■ Exercise prompt:
Please change every "folder-item" in the material below to "directory-item" and leave all other text as it is.

Annotated region listings:
* start *

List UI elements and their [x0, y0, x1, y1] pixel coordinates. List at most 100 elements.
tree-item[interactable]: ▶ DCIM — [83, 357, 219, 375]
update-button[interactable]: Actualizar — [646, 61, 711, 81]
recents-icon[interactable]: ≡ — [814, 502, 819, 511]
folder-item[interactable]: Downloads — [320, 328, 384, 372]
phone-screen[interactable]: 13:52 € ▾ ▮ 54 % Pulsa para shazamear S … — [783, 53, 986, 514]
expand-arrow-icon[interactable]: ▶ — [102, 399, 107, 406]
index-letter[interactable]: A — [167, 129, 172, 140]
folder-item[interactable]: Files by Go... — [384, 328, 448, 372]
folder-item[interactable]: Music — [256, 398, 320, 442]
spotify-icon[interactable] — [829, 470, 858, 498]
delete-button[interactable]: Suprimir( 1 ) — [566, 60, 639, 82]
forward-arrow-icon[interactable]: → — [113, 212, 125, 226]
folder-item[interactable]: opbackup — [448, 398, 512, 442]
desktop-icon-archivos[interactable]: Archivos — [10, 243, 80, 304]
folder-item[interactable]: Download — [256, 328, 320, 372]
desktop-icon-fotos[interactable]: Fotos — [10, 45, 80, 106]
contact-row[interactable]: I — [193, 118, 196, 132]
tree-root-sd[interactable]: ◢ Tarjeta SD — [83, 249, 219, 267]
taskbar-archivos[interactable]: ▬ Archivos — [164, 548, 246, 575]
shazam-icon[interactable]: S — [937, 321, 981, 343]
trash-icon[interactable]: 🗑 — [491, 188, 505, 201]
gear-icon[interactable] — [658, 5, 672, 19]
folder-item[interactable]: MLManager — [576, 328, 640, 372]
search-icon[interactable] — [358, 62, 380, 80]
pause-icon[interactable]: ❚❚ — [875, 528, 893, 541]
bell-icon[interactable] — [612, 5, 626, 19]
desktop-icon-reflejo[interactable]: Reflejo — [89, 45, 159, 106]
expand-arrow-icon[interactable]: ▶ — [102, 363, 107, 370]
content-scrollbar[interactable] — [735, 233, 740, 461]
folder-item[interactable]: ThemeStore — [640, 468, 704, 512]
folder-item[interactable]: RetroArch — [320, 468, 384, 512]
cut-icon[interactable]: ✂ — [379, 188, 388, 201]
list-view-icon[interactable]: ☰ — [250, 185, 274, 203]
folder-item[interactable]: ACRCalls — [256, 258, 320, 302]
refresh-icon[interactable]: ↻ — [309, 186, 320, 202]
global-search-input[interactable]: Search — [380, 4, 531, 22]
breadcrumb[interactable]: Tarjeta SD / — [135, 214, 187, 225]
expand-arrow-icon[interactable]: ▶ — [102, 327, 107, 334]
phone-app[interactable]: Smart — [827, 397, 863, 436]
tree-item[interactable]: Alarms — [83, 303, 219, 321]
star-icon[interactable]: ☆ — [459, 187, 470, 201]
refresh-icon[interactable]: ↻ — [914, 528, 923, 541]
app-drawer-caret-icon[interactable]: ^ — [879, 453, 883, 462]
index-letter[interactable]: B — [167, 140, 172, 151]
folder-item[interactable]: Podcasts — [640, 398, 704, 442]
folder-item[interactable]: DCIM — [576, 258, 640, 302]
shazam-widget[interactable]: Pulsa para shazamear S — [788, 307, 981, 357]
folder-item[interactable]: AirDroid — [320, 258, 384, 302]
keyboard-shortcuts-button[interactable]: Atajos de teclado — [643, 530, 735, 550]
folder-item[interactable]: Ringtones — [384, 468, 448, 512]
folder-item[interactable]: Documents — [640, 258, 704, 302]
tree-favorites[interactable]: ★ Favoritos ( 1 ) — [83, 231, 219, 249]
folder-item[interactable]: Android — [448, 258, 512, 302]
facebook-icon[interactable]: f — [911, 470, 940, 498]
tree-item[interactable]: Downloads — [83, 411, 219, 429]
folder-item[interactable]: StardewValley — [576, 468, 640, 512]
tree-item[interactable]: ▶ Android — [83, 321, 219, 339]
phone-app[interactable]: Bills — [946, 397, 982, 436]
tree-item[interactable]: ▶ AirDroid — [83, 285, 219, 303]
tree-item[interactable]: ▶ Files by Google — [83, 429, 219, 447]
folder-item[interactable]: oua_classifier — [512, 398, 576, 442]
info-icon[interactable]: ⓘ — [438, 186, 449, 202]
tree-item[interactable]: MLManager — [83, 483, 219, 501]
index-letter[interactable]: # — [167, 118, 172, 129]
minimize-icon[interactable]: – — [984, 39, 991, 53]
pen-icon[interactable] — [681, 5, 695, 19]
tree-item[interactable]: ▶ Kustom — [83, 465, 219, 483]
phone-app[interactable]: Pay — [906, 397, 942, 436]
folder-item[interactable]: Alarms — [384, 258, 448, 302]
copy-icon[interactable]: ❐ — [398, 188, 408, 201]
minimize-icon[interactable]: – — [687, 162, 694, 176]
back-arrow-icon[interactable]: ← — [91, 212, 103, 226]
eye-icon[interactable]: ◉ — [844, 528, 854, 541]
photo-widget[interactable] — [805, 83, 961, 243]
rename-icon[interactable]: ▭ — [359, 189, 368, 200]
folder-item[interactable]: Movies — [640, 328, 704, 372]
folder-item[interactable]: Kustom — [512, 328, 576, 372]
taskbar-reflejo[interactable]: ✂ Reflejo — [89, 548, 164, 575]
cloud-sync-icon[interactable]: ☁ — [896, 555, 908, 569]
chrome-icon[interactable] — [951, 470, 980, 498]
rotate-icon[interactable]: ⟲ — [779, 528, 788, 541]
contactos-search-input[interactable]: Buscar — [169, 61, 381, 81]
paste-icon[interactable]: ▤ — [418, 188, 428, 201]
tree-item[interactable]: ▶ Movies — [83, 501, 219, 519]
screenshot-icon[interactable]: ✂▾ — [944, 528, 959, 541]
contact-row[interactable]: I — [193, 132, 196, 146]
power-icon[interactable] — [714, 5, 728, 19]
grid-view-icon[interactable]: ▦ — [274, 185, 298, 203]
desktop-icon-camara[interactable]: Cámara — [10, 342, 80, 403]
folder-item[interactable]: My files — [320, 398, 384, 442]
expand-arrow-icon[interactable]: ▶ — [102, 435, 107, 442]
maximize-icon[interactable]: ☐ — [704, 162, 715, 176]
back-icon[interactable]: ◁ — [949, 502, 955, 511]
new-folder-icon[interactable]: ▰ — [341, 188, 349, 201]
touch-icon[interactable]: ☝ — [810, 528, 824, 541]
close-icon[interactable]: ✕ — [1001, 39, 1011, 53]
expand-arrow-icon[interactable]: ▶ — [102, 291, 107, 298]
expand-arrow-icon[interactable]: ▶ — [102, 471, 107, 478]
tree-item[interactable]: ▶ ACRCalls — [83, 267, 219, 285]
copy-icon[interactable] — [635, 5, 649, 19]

* end *

■ Response to the exercise:
List UI elements and their [x0, y0, x1, y1] pixel coordinates. List at most 100 elements.
tree-item[interactable]: ▶ DCIM — [83, 357, 219, 375]
update-button[interactable]: Actualizar — [646, 61, 711, 81]
recents-icon[interactable]: ≡ — [814, 502, 819, 511]
directory-item[interactable]: Downloads — [320, 328, 384, 372]
phone-screen[interactable]: 13:52 € ▾ ▮ 54 % Pulsa para shazamear S … — [783, 53, 986, 514]
expand-arrow-icon[interactable]: ▶ — [102, 399, 107, 406]
index-letter[interactable]: A — [167, 129, 172, 140]
directory-item[interactable]: Files by Go... — [384, 328, 448, 372]
directory-item[interactable]: Music — [256, 398, 320, 442]
spotify-icon[interactable] — [829, 470, 858, 498]
delete-button[interactable]: Suprimir( 1 ) — [566, 60, 639, 82]
forward-arrow-icon[interactable]: → — [113, 212, 125, 226]
directory-item[interactable]: opbackup — [448, 398, 512, 442]
desktop-icon-archivos[interactable]: Archivos — [10, 243, 80, 304]
directory-item[interactable]: Download — [256, 328, 320, 372]
desktop-icon-fotos[interactable]: Fotos — [10, 45, 80, 106]
contact-row[interactable]: I — [193, 118, 196, 132]
tree-root-sd[interactable]: ◢ Tarjeta SD — [83, 249, 219, 267]
taskbar-archivos[interactable]: ▬ Archivos — [164, 548, 246, 575]
shazam-icon[interactable]: S — [937, 321, 981, 343]
trash-icon[interactable]: 🗑 — [491, 188, 505, 201]
gear-icon[interactable] — [658, 5, 672, 19]
directory-item[interactable]: MLManager — [576, 328, 640, 372]
search-icon[interactable] — [358, 62, 380, 80]
pause-icon[interactable]: ❚❚ — [875, 528, 893, 541]
bell-icon[interactable] — [612, 5, 626, 19]
desktop-icon-reflejo[interactable]: Reflejo — [89, 45, 159, 106]
expand-arrow-icon[interactable]: ▶ — [102, 363, 107, 370]
content-scrollbar[interactable] — [735, 233, 740, 461]
directory-item[interactable]: ThemeStore — [640, 468, 704, 512]
directory-item[interactable]: RetroArch — [320, 468, 384, 512]
cut-icon[interactable]: ✂ — [379, 188, 388, 201]
list-view-icon[interactable]: ☰ — [250, 185, 274, 203]
directory-item[interactable]: ACRCalls — [256, 258, 320, 302]
refresh-icon[interactable]: ↻ — [309, 186, 320, 202]
global-search-input[interactable]: Search — [380, 4, 531, 22]
breadcrumb[interactable]: Tarjeta SD / — [135, 214, 187, 225]
expand-arrow-icon[interactable]: ▶ — [102, 327, 107, 334]
phone-app[interactable]: Smart — [827, 397, 863, 436]
tree-item[interactable]: Alarms — [83, 303, 219, 321]
star-icon[interactable]: ☆ — [459, 187, 470, 201]
refresh-icon[interactable]: ↻ — [914, 528, 923, 541]
app-drawer-caret-icon[interactable]: ^ — [879, 453, 883, 462]
index-letter[interactable]: B — [167, 140, 172, 151]
directory-item[interactable]: Podcasts — [640, 398, 704, 442]
directory-item[interactable]: DCIM — [576, 258, 640, 302]
shazam-widget[interactable]: Pulsa para shazamear S — [788, 307, 981, 357]
directory-item[interactable]: AirDroid — [320, 258, 384, 302]
keyboard-shortcuts-button[interactable]: Atajos de teclado — [643, 530, 735, 550]
directory-item[interactable]: Ringtones — [384, 468, 448, 512]
directory-item[interactable]: Documents — [640, 258, 704, 302]
tree-favorites[interactable]: ★ Favoritos ( 1 ) — [83, 231, 219, 249]
directory-item[interactable]: Android — [448, 258, 512, 302]
facebook-icon[interactable]: f — [911, 470, 940, 498]
tree-item[interactable]: Downloads — [83, 411, 219, 429]
directory-item[interactable]: StardewValley — [576, 468, 640, 512]
tree-item[interactable]: ▶ Android — [83, 321, 219, 339]
phone-app[interactable]: Bills — [946, 397, 982, 436]
tree-item[interactable]: ▶ AirDroid — [83, 285, 219, 303]
tree-item[interactable]: ▶ Files by Google — [83, 429, 219, 447]
directory-item[interactable]: oua_classifier — [512, 398, 576, 442]
info-icon[interactable]: ⓘ — [438, 186, 449, 202]
tree-item[interactable]: MLManager — [83, 483, 219, 501]
index-letter[interactable]: # — [167, 118, 172, 129]
minimize-icon[interactable]: – — [984, 39, 991, 53]
pen-icon[interactable] — [681, 5, 695, 19]
tree-item[interactable]: ▶ Kustom — [83, 465, 219, 483]
phone-app[interactable]: Pay — [906, 397, 942, 436]
directory-item[interactable]: Alarms — [384, 258, 448, 302]
copy-icon[interactable]: ❐ — [398, 188, 408, 201]
minimize-icon[interactable]: – — [687, 162, 694, 176]
back-arrow-icon[interactable]: ← — [91, 212, 103, 226]
eye-icon[interactable]: ◉ — [844, 528, 854, 541]
photo-widget[interactable] — [805, 83, 961, 243]
rename-icon[interactable]: ▭ — [359, 189, 368, 200]
directory-item[interactable]: Movies — [640, 328, 704, 372]
directory-item[interactable]: Kustom — [512, 328, 576, 372]
taskbar-reflejo[interactable]: ✂ Reflejo — [89, 548, 164, 575]
cloud-sync-icon[interactable]: ☁ — [896, 555, 908, 569]
chrome-icon[interactable] — [951, 470, 980, 498]
rotate-icon[interactable]: ⟲ — [779, 528, 788, 541]
contactos-search-input[interactable]: Buscar — [169, 61, 381, 81]
paste-icon[interactable]: ▤ — [418, 188, 428, 201]
tree-item[interactable]: ▶ Movies — [83, 501, 219, 519]
screenshot-icon[interactable]: ✂▾ — [944, 528, 959, 541]
contact-row[interactable]: I — [193, 132, 196, 146]
power-icon[interactable] — [714, 5, 728, 19]
grid-view-icon[interactable]: ▦ — [274, 185, 298, 203]
desktop-icon-camara[interactable]: Cámara — [10, 342, 80, 403]
directory-item[interactable]: My files — [320, 398, 384, 442]
expand-arrow-icon[interactable]: ▶ — [102, 435, 107, 442]
maximize-icon[interactable]: ☐ — [704, 162, 715, 176]
back-icon[interactable]: ◁ — [949, 502, 955, 511]
new-folder-icon[interactable]: ▰ — [341, 188, 349, 201]
touch-icon[interactable]: ☝ — [810, 528, 824, 541]
close-icon[interactable]: ✕ — [1001, 39, 1011, 53]
expand-arrow-icon[interactable]: ▶ — [102, 291, 107, 298]
expand-arrow-icon[interactable]: ▶ — [102, 471, 107, 478]
tree-item[interactable]: ▶ ACRCalls — [83, 267, 219, 285]
copy-icon[interactable] — [635, 5, 649, 19]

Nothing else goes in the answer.